_Task to carry out_. Repeat the entries that follow verbatim, without any of their pictures.

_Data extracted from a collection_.
## begin

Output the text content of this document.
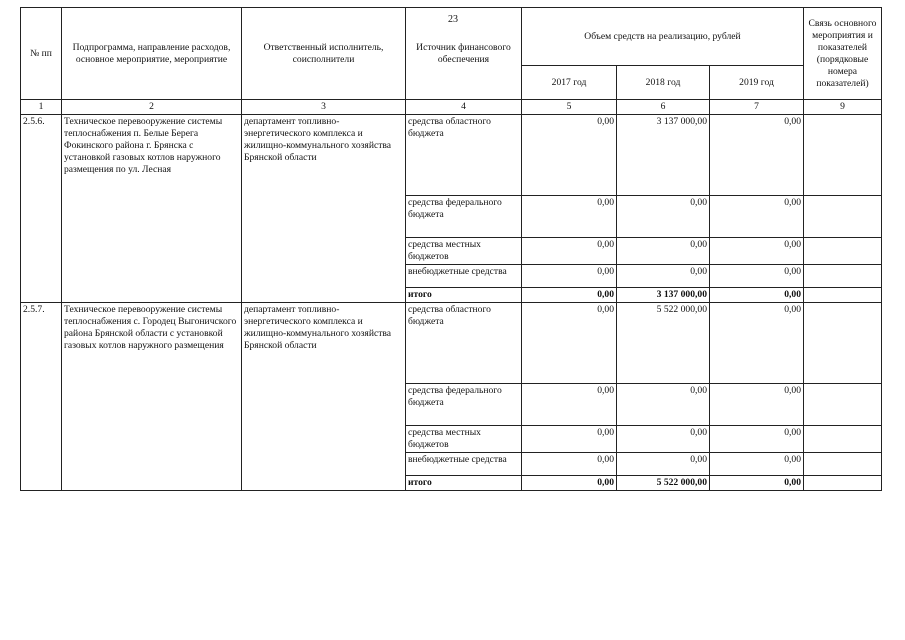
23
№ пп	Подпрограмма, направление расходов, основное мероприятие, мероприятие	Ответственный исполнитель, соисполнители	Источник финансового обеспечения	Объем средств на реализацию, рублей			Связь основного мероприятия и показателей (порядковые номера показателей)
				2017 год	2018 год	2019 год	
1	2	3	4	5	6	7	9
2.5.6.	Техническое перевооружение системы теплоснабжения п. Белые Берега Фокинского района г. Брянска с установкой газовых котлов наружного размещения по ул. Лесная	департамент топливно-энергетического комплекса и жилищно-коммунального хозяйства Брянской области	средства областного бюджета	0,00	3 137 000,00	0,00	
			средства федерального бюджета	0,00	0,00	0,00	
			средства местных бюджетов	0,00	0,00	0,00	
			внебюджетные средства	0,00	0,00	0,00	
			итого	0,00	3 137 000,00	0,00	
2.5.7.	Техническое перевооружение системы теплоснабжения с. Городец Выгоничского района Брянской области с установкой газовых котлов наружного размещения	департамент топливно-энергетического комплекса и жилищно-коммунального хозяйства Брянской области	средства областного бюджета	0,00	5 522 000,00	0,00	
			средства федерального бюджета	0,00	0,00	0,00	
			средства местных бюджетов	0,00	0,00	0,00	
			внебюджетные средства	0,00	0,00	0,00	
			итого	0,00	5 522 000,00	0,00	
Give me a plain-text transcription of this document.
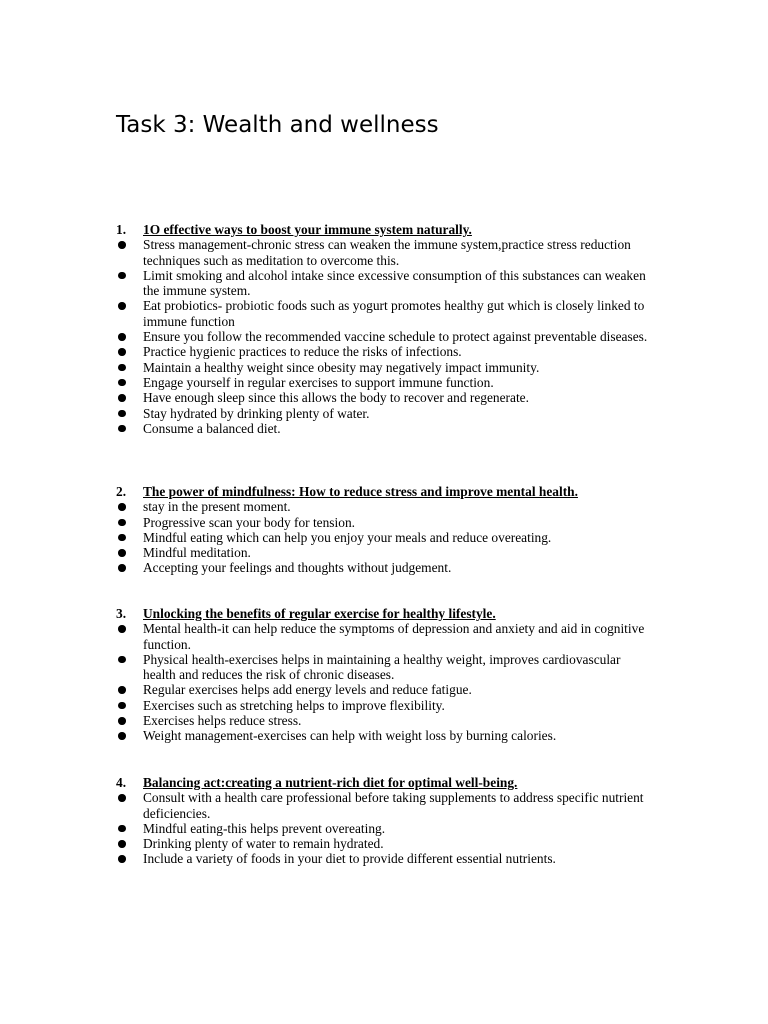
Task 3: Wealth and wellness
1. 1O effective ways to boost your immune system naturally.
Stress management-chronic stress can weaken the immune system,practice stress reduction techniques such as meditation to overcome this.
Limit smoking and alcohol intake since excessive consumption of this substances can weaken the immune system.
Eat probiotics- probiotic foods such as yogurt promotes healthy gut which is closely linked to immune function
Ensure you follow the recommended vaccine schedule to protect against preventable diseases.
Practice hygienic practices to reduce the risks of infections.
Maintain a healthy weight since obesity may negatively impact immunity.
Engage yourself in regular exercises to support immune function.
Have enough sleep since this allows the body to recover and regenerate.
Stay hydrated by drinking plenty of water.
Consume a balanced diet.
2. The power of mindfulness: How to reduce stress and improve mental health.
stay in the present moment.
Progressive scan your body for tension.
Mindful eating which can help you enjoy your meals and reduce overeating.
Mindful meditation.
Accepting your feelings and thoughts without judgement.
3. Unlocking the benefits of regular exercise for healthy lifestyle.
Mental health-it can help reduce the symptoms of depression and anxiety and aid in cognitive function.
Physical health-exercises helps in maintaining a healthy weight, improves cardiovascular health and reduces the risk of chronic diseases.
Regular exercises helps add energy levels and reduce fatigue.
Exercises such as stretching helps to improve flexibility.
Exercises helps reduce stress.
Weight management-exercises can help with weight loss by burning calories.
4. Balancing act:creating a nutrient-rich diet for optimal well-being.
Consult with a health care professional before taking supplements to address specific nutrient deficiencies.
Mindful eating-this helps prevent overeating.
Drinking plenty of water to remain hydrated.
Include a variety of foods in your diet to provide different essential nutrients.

## end

_Response_.
Output the text content of this document.
23
№ пп	Подпрограмма, направление расходов, основное мероприятие, мероприятие	Ответственный исполнитель, соисполнители	Источник финансового обеспечения	Объем средств на реализацию, рублей			Связь основного мероприятия и показателей (порядковые номера показателей)
				2017 год	2018 год	2019 год	
1	2	3	4	5	6	7	9
2.5.6.	Техническое перевооружение системы теплоснабжения п. Белые Берега Фокинского района г. Брянска с установкой газовых котлов наружного размещения по ул. Лесная	департамент топливно-энергетического комплекса и жилищно-коммунального хозяйства Брянской области	средства областного бюджета	0,00	3 137 000,00	0,00	
			средства федерального бюджета	0,00	0,00	0,00	
			средства местных бюджетов	0,00	0,00	0,00	
			внебюджетные средства	0,00	0,00	0,00	
			итого	0,00	3 137 000,00	0,00	
2.5.7.	Техническое перевооружение системы теплоснабжения с. Городец Выгоничского района Брянской области с установкой газовых котлов наружного размещения	департамент топливно-энергетического комплекса и жилищно-коммунального хозяйства Брянской области	средства областного бюджета	0,00	5 522 000,00	0,00	
			средства федерального бюджета	0,00	0,00	0,00	
			средства местных бюджетов	0,00	0,00	0,00	
			внебюджетные средства	0,00	0,00	0,00	
			итого	0,00	5 522 000,00	0,00	
Give me a plain-text transcription of this document.
Task 3: Wealth and wellness
1. 1O effective ways to boost your immune system naturally.
Stress management-chronic stress can weaken the immune system,practice stress reduction techniques such as meditation to overcome this.
Limit smoking and alcohol intake since excessive consumption of this substances can weaken the immune system.
Eat probiotics- probiotic foods such as yogurt promotes healthy gut which is closely linked to immune function
Ensure you follow the recommended vaccine schedule to protect against preventable diseases.
Practice hygienic practices to reduce the risks of infections.
Maintain a healthy weight since obesity may negatively impact immunity.
Engage yourself in regular exercises to support immune function.
Have enough sleep since this allows the body to recover and regenerate.
Stay hydrated by drinking plenty of water.
Consume a balanced diet.
2. The power of mindfulness: How to reduce stress and improve mental health.
stay in the present moment.
Progressive scan your body for tension.
Mindful eating which can help you enjoy your meals and reduce overeating.
Mindful meditation.
Accepting your feelings and thoughts without judgement.
3. Unlocking the benefits of regular exercise for healthy lifestyle.
Mental health-it can help reduce the symptoms of depression and anxiety and aid in cognitive function.
Physical health-exercises helps in maintaining a healthy weight, improves cardiovascular health and reduces the risk of chronic diseases.
Regular exercises helps add energy levels and reduce fatigue.
Exercises such as stretching helps to improve flexibility.
Exercises helps reduce stress.
Weight management-exercises can help with weight loss by burning calories.
4. Balancing act:creating a nutrient-rich diet for optimal well-being.
Consult with a health care professional before taking supplements to address specific nutrient deficiencies.
Mindful eating-this helps prevent overeating.
Drinking plenty of water to remain hydrated.
Include a variety of foods in your diet to provide different essential nutrients.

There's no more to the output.